- **TASK DIRECTIONS**
Count lines, not occurrences: give the number of lines holding the word "important", and nothing besides.

- **INFORMATION PROVIDED**
──────

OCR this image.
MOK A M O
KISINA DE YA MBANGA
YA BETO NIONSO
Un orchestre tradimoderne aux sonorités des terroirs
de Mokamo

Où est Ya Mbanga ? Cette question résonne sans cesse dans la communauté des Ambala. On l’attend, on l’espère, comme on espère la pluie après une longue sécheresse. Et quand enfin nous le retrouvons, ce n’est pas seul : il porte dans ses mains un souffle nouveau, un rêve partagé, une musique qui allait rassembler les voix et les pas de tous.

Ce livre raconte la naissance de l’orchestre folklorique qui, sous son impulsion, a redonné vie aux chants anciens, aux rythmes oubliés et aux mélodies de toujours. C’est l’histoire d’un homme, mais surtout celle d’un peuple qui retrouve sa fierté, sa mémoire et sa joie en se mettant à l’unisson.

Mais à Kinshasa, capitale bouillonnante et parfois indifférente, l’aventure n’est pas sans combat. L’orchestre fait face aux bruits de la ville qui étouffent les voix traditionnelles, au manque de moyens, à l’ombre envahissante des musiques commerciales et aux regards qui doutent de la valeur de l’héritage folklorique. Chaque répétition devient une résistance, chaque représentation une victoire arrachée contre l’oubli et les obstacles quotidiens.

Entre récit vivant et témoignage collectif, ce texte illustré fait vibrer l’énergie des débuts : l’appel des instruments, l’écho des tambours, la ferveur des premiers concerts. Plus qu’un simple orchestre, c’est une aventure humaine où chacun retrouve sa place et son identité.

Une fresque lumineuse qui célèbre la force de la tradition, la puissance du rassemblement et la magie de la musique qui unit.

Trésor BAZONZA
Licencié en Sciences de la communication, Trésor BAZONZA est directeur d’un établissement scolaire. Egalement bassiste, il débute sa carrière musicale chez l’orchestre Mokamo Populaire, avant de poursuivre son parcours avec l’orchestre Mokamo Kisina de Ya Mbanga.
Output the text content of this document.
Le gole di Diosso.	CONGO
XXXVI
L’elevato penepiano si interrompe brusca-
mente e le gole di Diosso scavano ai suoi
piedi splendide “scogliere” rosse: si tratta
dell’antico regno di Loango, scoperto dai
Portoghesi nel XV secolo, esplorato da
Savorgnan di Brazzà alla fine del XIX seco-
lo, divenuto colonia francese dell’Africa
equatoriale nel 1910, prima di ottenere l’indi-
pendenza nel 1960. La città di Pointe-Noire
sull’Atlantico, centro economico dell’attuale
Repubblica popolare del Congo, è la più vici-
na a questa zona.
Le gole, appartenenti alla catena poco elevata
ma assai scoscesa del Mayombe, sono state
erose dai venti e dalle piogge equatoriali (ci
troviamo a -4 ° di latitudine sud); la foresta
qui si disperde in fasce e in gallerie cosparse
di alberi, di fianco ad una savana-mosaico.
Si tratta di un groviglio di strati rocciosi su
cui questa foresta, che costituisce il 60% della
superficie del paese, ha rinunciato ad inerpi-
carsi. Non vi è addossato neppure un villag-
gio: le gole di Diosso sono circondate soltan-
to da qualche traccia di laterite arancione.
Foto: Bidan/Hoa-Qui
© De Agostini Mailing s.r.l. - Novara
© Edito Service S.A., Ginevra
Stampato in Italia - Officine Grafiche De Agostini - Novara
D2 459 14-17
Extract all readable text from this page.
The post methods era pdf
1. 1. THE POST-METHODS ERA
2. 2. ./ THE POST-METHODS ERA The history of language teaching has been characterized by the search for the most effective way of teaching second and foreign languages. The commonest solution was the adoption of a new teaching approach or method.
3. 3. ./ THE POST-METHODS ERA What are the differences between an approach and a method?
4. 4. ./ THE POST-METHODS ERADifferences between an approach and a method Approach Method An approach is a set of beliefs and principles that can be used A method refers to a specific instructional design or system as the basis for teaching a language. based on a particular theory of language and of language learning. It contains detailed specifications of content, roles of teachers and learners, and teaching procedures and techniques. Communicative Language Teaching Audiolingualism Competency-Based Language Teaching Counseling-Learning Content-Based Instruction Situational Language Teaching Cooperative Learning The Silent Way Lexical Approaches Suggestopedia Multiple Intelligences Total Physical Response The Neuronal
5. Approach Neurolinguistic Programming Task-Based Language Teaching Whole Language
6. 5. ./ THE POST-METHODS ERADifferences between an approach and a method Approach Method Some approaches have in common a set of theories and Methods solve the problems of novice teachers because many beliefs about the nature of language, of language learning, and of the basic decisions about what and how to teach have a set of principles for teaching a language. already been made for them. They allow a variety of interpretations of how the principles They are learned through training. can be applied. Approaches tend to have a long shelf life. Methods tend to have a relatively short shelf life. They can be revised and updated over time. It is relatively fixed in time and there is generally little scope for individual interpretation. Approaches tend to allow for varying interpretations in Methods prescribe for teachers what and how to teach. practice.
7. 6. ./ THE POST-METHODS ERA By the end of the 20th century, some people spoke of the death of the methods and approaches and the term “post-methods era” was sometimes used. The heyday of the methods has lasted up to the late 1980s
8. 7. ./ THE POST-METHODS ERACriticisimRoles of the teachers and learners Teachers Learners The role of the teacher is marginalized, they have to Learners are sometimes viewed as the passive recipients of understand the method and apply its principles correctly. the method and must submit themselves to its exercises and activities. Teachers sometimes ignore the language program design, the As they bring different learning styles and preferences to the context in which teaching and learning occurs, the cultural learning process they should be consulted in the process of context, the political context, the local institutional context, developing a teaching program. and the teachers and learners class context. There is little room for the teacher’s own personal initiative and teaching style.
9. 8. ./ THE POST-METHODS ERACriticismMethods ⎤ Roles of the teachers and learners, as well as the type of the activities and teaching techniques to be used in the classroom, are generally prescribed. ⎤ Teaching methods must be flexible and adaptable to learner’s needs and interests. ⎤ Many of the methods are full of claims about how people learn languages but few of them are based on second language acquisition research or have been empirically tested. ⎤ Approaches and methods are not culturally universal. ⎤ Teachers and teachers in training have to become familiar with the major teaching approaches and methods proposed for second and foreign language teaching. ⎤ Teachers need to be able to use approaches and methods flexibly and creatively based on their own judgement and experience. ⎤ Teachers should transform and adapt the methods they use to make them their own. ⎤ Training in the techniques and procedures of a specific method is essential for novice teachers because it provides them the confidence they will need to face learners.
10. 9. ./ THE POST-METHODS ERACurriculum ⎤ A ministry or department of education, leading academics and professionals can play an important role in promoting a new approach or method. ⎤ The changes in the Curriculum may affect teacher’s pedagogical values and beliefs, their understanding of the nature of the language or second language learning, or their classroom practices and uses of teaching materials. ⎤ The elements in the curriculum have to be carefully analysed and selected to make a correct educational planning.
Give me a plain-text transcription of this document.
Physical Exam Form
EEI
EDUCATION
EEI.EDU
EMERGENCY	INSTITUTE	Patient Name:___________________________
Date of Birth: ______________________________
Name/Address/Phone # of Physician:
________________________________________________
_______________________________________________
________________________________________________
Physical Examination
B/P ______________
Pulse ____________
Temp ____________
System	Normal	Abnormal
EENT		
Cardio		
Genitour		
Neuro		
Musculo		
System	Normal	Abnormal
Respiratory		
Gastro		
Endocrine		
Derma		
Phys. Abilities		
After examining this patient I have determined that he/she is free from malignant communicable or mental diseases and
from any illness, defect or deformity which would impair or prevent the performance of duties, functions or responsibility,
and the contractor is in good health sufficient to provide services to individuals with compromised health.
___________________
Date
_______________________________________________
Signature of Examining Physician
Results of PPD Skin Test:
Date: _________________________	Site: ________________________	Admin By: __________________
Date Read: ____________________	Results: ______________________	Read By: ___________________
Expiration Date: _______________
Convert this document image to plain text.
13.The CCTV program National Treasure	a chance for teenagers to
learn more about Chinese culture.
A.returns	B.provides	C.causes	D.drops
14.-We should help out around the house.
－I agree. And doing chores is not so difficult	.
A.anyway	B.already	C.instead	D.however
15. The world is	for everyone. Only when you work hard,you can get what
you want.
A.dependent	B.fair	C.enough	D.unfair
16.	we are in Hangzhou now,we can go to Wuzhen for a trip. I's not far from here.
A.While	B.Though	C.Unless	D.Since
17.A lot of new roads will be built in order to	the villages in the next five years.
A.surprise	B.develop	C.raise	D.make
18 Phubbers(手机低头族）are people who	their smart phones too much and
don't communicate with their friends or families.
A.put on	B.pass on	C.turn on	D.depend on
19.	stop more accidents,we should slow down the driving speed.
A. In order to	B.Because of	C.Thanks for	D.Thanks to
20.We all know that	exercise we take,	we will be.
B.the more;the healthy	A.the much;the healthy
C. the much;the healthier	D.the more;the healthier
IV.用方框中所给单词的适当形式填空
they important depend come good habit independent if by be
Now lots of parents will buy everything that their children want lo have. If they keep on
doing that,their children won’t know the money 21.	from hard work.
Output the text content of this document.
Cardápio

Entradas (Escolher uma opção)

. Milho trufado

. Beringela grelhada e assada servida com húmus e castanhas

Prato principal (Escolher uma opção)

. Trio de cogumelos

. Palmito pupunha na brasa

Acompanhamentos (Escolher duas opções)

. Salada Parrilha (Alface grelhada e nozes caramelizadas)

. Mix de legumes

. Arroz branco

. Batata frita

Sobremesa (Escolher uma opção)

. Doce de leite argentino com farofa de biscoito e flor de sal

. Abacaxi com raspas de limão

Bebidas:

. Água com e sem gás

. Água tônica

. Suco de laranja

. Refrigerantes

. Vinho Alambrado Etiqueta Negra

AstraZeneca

──────

- **ANSWER TO THIS PROBLEM**
2